An error occurred running train.py ，How can this be resolved？

IDKiro / DehazeFormer

[IEEE TIP] Vision Transformers for Single Image Dehazing

MIT License

377 stars 36 forks source link

An error occurred running train.py ，How can this be resolved？ #6

Closed 17328-wu closed 2 years ago

17328-wu commented 2 years ago

The following error occurred running the train.py file：

RuntimeError: CUDA error: out of memory CUDA kernel errors might be asynchronously reported at some other API call,so the stacktrace below might be incorrect. For debugging consider passing CUDA_LAUNCH_BLOCKING=1.

After adding the code "os.environ['CUDA_LAUNCH_BLOCKING'] = '1'"，an error is still reported： RuntimeError: CUDA error: out of memory

IDKiro commented 2 years ago

40G GPU memory is required to run the train code (4 RTX2080Ti or 8 RTX3080 are used in our experiment)

You can lower the batch size of the config file and reduce the learning rate according to your GPU.

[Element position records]
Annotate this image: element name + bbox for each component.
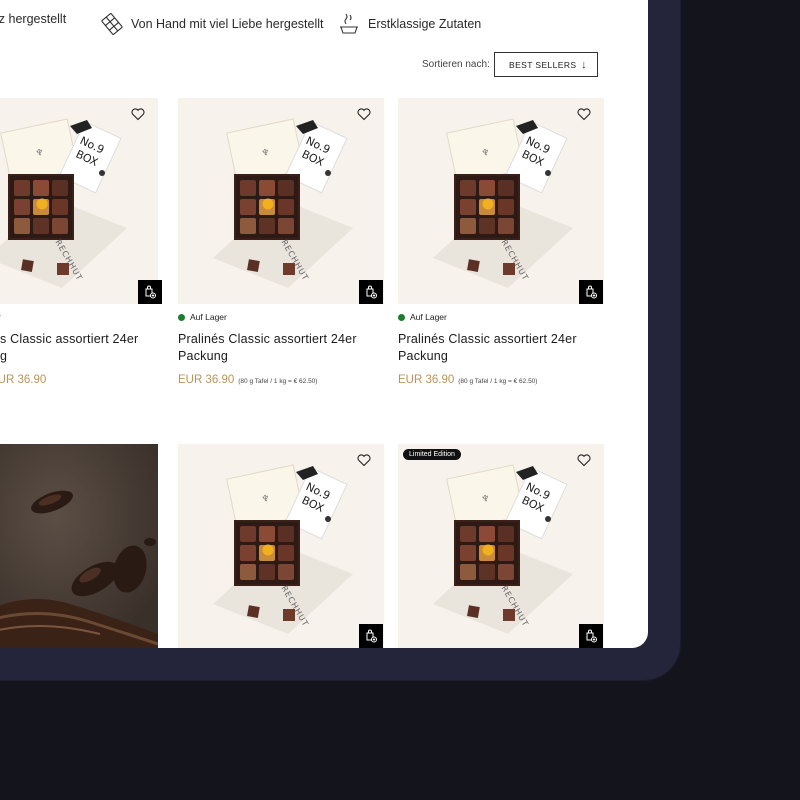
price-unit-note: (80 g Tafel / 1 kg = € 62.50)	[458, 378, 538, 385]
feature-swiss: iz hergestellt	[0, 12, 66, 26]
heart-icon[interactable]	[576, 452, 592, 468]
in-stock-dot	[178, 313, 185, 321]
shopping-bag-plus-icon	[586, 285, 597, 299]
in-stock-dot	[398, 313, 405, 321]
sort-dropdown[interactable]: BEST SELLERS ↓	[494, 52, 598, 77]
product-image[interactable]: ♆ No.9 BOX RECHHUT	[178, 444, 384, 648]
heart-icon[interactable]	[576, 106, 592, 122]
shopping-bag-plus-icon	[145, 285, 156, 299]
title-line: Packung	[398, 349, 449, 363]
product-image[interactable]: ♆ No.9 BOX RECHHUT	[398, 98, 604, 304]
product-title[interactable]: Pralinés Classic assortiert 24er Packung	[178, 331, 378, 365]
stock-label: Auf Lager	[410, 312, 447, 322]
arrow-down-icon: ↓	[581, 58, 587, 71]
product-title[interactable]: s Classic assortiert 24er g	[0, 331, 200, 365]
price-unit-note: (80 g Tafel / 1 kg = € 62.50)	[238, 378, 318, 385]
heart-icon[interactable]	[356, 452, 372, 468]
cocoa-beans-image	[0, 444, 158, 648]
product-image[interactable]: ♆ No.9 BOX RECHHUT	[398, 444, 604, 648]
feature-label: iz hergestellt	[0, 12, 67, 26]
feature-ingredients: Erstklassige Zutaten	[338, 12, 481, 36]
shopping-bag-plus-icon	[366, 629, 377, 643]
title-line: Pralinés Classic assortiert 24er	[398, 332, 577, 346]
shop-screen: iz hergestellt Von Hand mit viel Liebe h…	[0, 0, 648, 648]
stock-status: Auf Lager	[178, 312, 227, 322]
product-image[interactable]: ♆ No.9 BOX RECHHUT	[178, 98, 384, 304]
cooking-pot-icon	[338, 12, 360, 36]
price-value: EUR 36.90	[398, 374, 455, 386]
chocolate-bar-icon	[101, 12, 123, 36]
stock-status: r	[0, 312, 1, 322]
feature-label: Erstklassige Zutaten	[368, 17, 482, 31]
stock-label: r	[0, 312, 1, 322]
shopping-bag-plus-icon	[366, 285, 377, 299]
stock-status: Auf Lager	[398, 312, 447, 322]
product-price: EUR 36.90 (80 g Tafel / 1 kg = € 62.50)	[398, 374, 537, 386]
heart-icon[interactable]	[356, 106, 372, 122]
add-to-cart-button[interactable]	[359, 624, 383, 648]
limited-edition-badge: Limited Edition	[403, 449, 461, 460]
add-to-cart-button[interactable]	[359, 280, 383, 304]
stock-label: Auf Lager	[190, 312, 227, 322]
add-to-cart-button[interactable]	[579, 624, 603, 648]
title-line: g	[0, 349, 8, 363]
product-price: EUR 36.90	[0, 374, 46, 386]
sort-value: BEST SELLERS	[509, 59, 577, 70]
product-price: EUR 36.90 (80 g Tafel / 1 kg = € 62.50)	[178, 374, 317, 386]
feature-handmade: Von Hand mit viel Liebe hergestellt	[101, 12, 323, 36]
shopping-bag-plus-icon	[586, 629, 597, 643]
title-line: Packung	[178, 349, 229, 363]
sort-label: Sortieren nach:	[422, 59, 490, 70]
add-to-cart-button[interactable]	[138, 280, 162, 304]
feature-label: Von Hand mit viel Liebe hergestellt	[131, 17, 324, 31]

## Requirements
- a) Please render the records as a numbered list, starting at the line that contains "378, 538, 385]" and ending at the line that contains "title-line: Pralinés Classic", with blank lines omitted.
- b) Continue the forum thread about the CUDA out-of-memory error from the point where it stops.
The forum thread and the records have nothing to do with each other.

## Task responses
- a)
1. price-unit-note: (80 g Tafel / 1 kg = € 62.50)	[458, 378, 538, 385]
2. feature-swiss: iz hergestellt	[0, 12, 66, 26]
3. heart-icon[interactable]	[576, 452, 592, 468]
4. in-stock-dot	[178, 313, 185, 321]
5. shopping-bag-plus-icon	[586, 285, 597, 299]
6. in-stock-dot	[398, 313, 405, 321]
7. sort-dropdown[interactable]: BEST SELLERS ↓	[494, 52, 598, 77]
8. product-image[interactable]: ♆ No.9 BOX RECHHUT	[178, 444, 384, 648]
9. heart-icon[interactable]	[576, 106, 592, 122]
10. shopping-bag-plus-icon	[145, 285, 156, 299]
11. title-line: Packung	[398, 349, 449, 363]
12. product-image[interactable]: ♆ No.9 BOX RECHHUT	[398, 98, 604, 304]
13. product-title[interactable]: Pralinés Classic assortiert 24er Packung	[178, 331, 378, 365]
14. stock-label: Auf Lager	[410, 312, 447, 322]
15. arrow-down-icon: ↓	[581, 58, 587, 71]
16. product-title[interactable]: s Classic assortiert 24er g	[0, 331, 200, 365]
17. price-unit-note: (80 g Tafel / 1 kg = € 62.50)	[238, 378, 318, 385]
18. heart-icon[interactable]	[356, 452, 372, 468]
19. cocoa-beans-image	[0, 444, 158, 648]
20. product-image[interactable]: ♆ No.9 BOX RECHHUT	[398, 444, 604, 648]
21. feature-label: iz hergestellt	[0, 12, 67, 26]
22. feature-ingredients: Erstklassige Zutaten	[338, 12, 481, 36]
23. shopping-bag-plus-icon	[366, 629, 377, 643]
24. title-line: Pralinés Classic assortiert 24er	[398, 332, 577, 346]

- b)
Take configs/indoor/dehazeformer-t.json for example:

{
    "batch_size": 32,
    "patch_size": 256,
    "valid_mode": "test",
    "edge_decay": 0,
    "only_h_flip": false,
    "optimizer": "adamw",
    "lr": 4e-4,
    "epochs":300,
    "eval_freq": 1
}

{
    "batch_size": 8,
    "patch_size": 256,
    "valid_mode": "test",
    "edge_decay": 0,
    "only_h_flip": false,
    "optimizer": "adamw",
    "lr": 1e-4,
    "epochs":300,
    "eval_freq": 1
}

17328-wu commented 2 years ago

40G GPU memory is required to run the train code

I modified it according to your method, but it still went wrong.Is it because I don't have enough GPU memory?

IDKiro commented 2 years ago

Your environment (CUDA PyTorch ... )?

Such an unbalanced GPU allocation does not look like a common mistake.

Can you show the complete nvidia-smi information?

17328-wu commented 2 years ago

Your environment (CUDA PyTorch ... )?

Such an unbalanced GPU allocation does not look like a common mistake.

Can you show the complete nvidia-smi information?

17328-wu commented 2 years ago

Your environment (CUDA PyTorch ... )?

Such an unbalanced GPU allocation does not look like a common mistake.

Can you show the complete nvidia-smi information?

Does every GPUs need to have roughly the same amount of memory?

IDKiro commented 2 years ago

Did you run multiple experiments at the same time? The PID of these python programs are not the same. pytorch does not automatically allocate memory based on each GPU's remaining memory, it is generally allocated evenly

IDKiro commented 2 years ago

Your environment (CUDA PyTorch ... )? Such an unbalanced GPU allocation does not look like a common mistake. Can you show the complete nvidia-smi information?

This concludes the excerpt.